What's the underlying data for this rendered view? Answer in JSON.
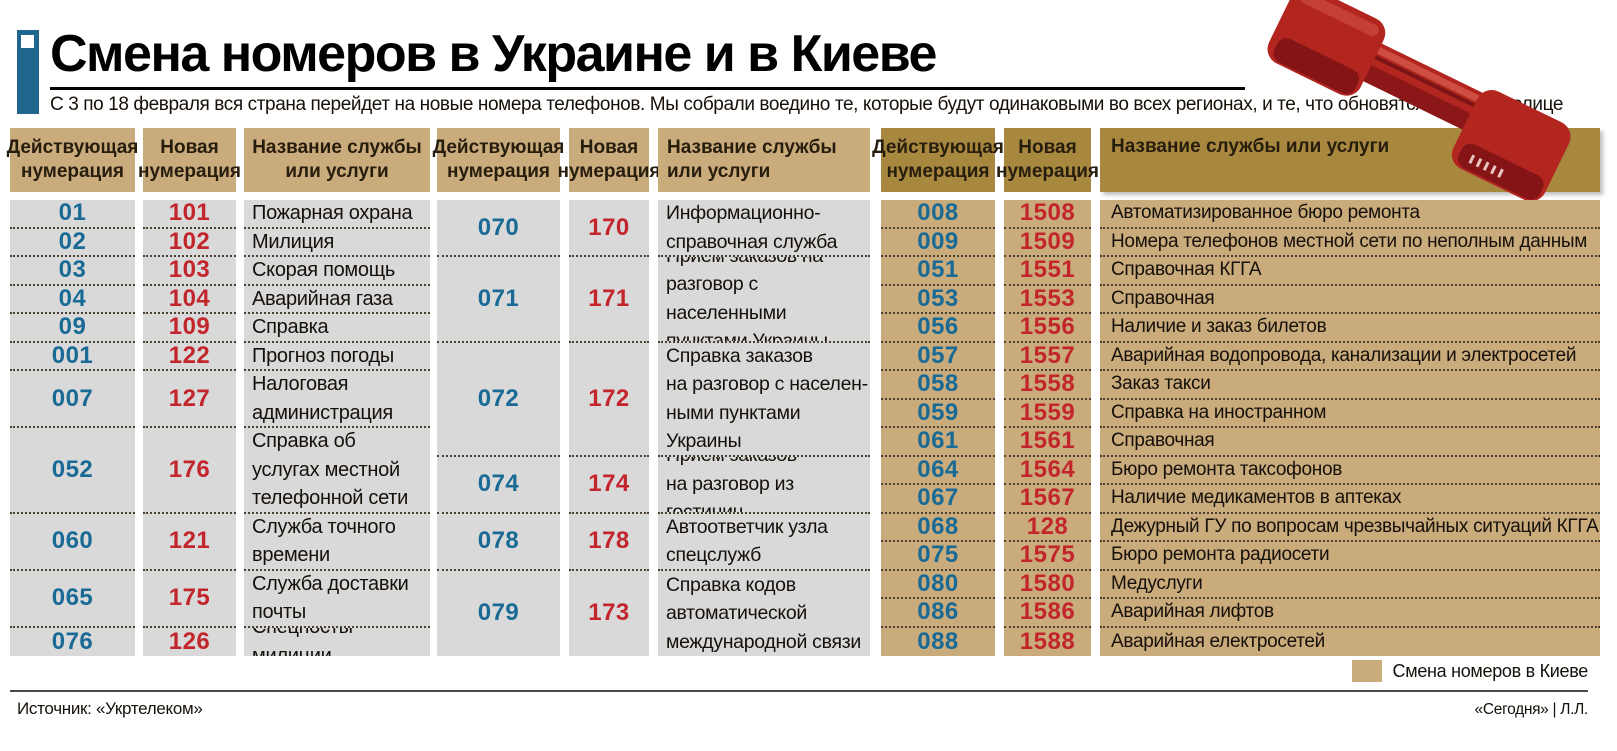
{
  "masthead": {
    "title": "Смена номеров в Украине и в Киеве",
    "subtitle": "С 3 по 18 февраля вся страна перейдет на новые номера телефонов. Мы собрали воедино те, которые будут одинаковыми во всех регионах, и те, что обновятся лишь в столице"
  },
  "column_headers": {
    "current": "Действующая\nнумерация",
    "new": "Новая\nнумерация",
    "service_two_line": "Название службы\nили услуги",
    "service": "Название службы или услуги"
  },
  "colors": {
    "accent_blue": "#1a6a96",
    "accent_red": "#c2262c",
    "tan": "#c9ab7c",
    "tan_dark": "#a8873f",
    "row_gray": "#d9d9d9",
    "marker_blue": "#20668f",
    "phone_red": "#b3251f"
  },
  "tables": [
    {
      "id": "ukraine-part-1",
      "rows": [
        {
          "old": "01",
          "new": "101",
          "service": "Пожарная охрана"
        },
        {
          "old": "02",
          "new": "102",
          "service": "Милиция"
        },
        {
          "old": "03",
          "new": "103",
          "service": "Скорая помощь"
        },
        {
          "old": "04",
          "new": "104",
          "service": "Аварийная газа"
        },
        {
          "old": "09",
          "new": "109",
          "service": "Справка"
        },
        {
          "old": "001",
          "new": "122",
          "service": "Прогноз погоды"
        },
        {
          "old": "007",
          "new": "127",
          "service": "Налоговая\nадминистрация"
        },
        {
          "old": "052",
          "new": "176",
          "service": "Справка об\nуслугах местной\nтелефонной сети"
        },
        {
          "old": "060",
          "new": "121",
          "service": "Служба точного\nвремени"
        },
        {
          "old": "065",
          "new": "175",
          "service": "Служба доставки\nпочты"
        },
        {
          "old": "076",
          "new": "126",
          "service": "Спецпосты милиции"
        }
      ]
    },
    {
      "id": "ukraine-part-2",
      "rows": [
        {
          "old": "070",
          "new": "170",
          "service": "Информационно-\nсправочная служба"
        },
        {
          "old": "071",
          "new": "171",
          "service": "Прием заказов на\nразговор с населенными\nпунктами Украины"
        },
        {
          "old": "072",
          "new": "172",
          "service": "Справка заказов\nна разговор с населен-\nными пунктами\nУкраины"
        },
        {
          "old": "074",
          "new": "174",
          "service": "Прием заказов\nна разговор из гостиниц"
        },
        {
          "old": "078",
          "new": "178",
          "service": "Автоответчик узла\nспецслужб"
        },
        {
          "old": "079",
          "new": "173",
          "service": "Справка кодов\nавтоматической\nмеждународной связи"
        }
      ]
    },
    {
      "id": "kyiv",
      "rows": [
        {
          "old": "008",
          "new": "1508",
          "service": "Автоматизированное бюро ремонта"
        },
        {
          "old": "009",
          "new": "1509",
          "service": "Номера телефонов местной сети по неполным данным"
        },
        {
          "old": "051",
          "new": "1551",
          "service": "Справочная КГГА"
        },
        {
          "old": "053",
          "new": "1553",
          "service": "Справочная"
        },
        {
          "old": "056",
          "new": "1556",
          "service": "Наличие и заказ билетов"
        },
        {
          "old": "057",
          "new": "1557",
          "service": "Аварийная водопровода, канализации и электросетей"
        },
        {
          "old": "058",
          "new": "1558",
          "service": "Заказ такси"
        },
        {
          "old": "059",
          "new": "1559",
          "service": "Справка на иностранном"
        },
        {
          "old": "061",
          "new": "1561",
          "service": "Справочная"
        },
        {
          "old": "064",
          "new": "1564",
          "service": "Бюро ремонта таксофонов"
        },
        {
          "old": "067",
          "new": "1567",
          "service": "Наличие медикаментов в аптеках"
        },
        {
          "old": "068",
          "new": "128",
          "service": "Дежурный ГУ по вопросам чрезвычайных ситуаций КГГА"
        },
        {
          "old": "075",
          "new": "1575",
          "service": "Бюро ремонта радиосети"
        },
        {
          "old": "080",
          "new": "1580",
          "service": "Медуслуги"
        },
        {
          "old": "086",
          "new": "1586",
          "service": "Аварийная лифтов"
        },
        {
          "old": "088",
          "new": "1588",
          "service": "Аварийная електросетей"
        }
      ]
    }
  ],
  "legend": {
    "label": "Смена номеров в Киеве"
  },
  "footer": {
    "source": "Источник: «Укртелеком»",
    "credit": "«Сегодня» | Л.Л."
  }
}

---

## Task to carry out
Quote all the records verbatim, dropping any pictures from your copy.

## Output of the task
What's the underlying data for this rendered view? Answer in JSON.
{
  "masthead": {
    "title": "Смена номеров в Украине и в Киеве",
    "subtitle": "С 3 по 18 февраля вся страна перейдет на новые номера телефонов. Мы собрали воедино те, которые будут одинаковыми во всех регионах, и те, что обновятся лишь в столице"
  },
  "column_headers": {
    "current": "Действующая\nнумерация",
    "new": "Новая\nнумерация",
    "service_two_line": "Название службы\nили услуги",
    "service": "Название службы или услуги"
  },
  "colors": {
    "accent_blue": "#1a6a96",
    "accent_red": "#c2262c",
    "tan": "#c9ab7c",
    "tan_dark": "#a8873f",
    "row_gray": "#d9d9d9",
    "marker_blue": "#20668f",
    "phone_red": "#b3251f"
  },
  "tables": [
    {
      "id": "ukraine-part-1",
      "rows": [
        {
          "old": "01",
          "new": "101",
          "service": "Пожарная охрана"
        },
        {
          "old": "02",
          "new": "102",
          "service": "Милиция"
        },
        {
          "old": "03",
          "new": "103",
          "service": "Скорая помощь"
        },
        {
          "old": "04",
          "new": "104",
          "service": "Аварийная газа"
        },
        {
          "old": "09",
          "new": "109",
          "service": "Справка"
        },
        {
          "old": "001",
          "new": "122",
          "service": "Прогноз погоды"
        },
        {
          "old": "007",
          "new": "127",
          "service": "Налоговая\nадминистрация"
        },
        {
          "old": "052",
          "new": "176",
          "service": "Справка об\nуслугах местной\nтелефонной сети"
        },
        {
          "old": "060",
          "new": "121",
          "service": "Служба точного\nвремени"
        },
        {
          "old": "065",
          "new": "175",
          "service": "Служба доставки\nпочты"
        },
        {
          "old": "076",
          "new": "126",
          "service": "Спецпосты милиции"
        }
      ]
    },
    {
      "id": "ukraine-part-2",
      "rows": [
        {
          "old": "070",
          "new": "170",
          "service": "Информационно-\nсправочная служба"
        },
        {
          "old": "071",
          "new": "171",
          "service": "Прием заказов на\nразговор с населенными\nпунктами Украины"
        },
        {
          "old": "072",
          "new": "172",
          "service": "Справка заказов\nна разговор с населен-\nными пунктами\nУкраины"
        },
        {
          "old": "074",
          "new": "174",
          "service": "Прием заказов\nна разговор из гостиниц"
        },
        {
          "old": "078",
          "new": "178",
          "service": "Автоответчик узла\nспецслужб"
        },
        {
          "old": "079",
          "new": "173",
          "service": "Справка кодов\nавтоматической\nмеждународной связи"
        }
      ]
    },
    {
      "id": "kyiv",
      "rows": [
        {
          "old": "008",
          "new": "1508",
          "service": "Автоматизированное бюро ремонта"
        },
        {
          "old": "009",
          "new": "1509",
          "service": "Номера телефонов местной сети по неполным данным"
        },
        {
          "old": "051",
          "new": "1551",
          "service": "Справочная КГГА"
        },
        {
          "old": "053",
          "new": "1553",
          "service": "Справочная"
        },
        {
          "old": "056",
          "new": "1556",
          "service": "Наличие и заказ билетов"
        },
        {
          "old": "057",
          "new": "1557",
          "service": "Аварийная водопровода, канализации и электросетей"
        },
        {
          "old": "058",
          "new": "1558",
          "service": "Заказ такси"
        },
        {
          "old": "059",
          "new": "1559",
          "service": "Справка на иностранном"
        },
        {
          "old": "061",
          "new": "1561",
          "service": "Справочная"
        },
        {
          "old": "064",
          "new": "1564",
          "service": "Бюро ремонта таксофонов"
        },
        {
          "old": "067",
          "new": "1567",
          "service": "Наличие медикаментов в аптеках"
        },
        {
          "old": "068",
          "new": "128",
          "service": "Дежурный ГУ по вопросам чрезвычайных ситуаций КГГА"
        },
        {
          "old": "075",
          "new": "1575",
          "service": "Бюро ремонта радиосети"
        },
        {
          "old": "080",
          "new": "1580",
          "service": "Медуслуги"
        },
        {
          "old": "086",
          "new": "1586",
          "service": "Аварийная лифтов"
        },
        {
          "old": "088",
          "new": "1588",
          "service": "Аварийная електросетей"
        }
      ]
    }
  ],
  "legend": {
    "label": "Смена номеров в Киеве"
  },
  "footer": {
    "source": "Источник: «Укртелеком»",
    "credit": "«Сегодня» | Л.Л."
  }
}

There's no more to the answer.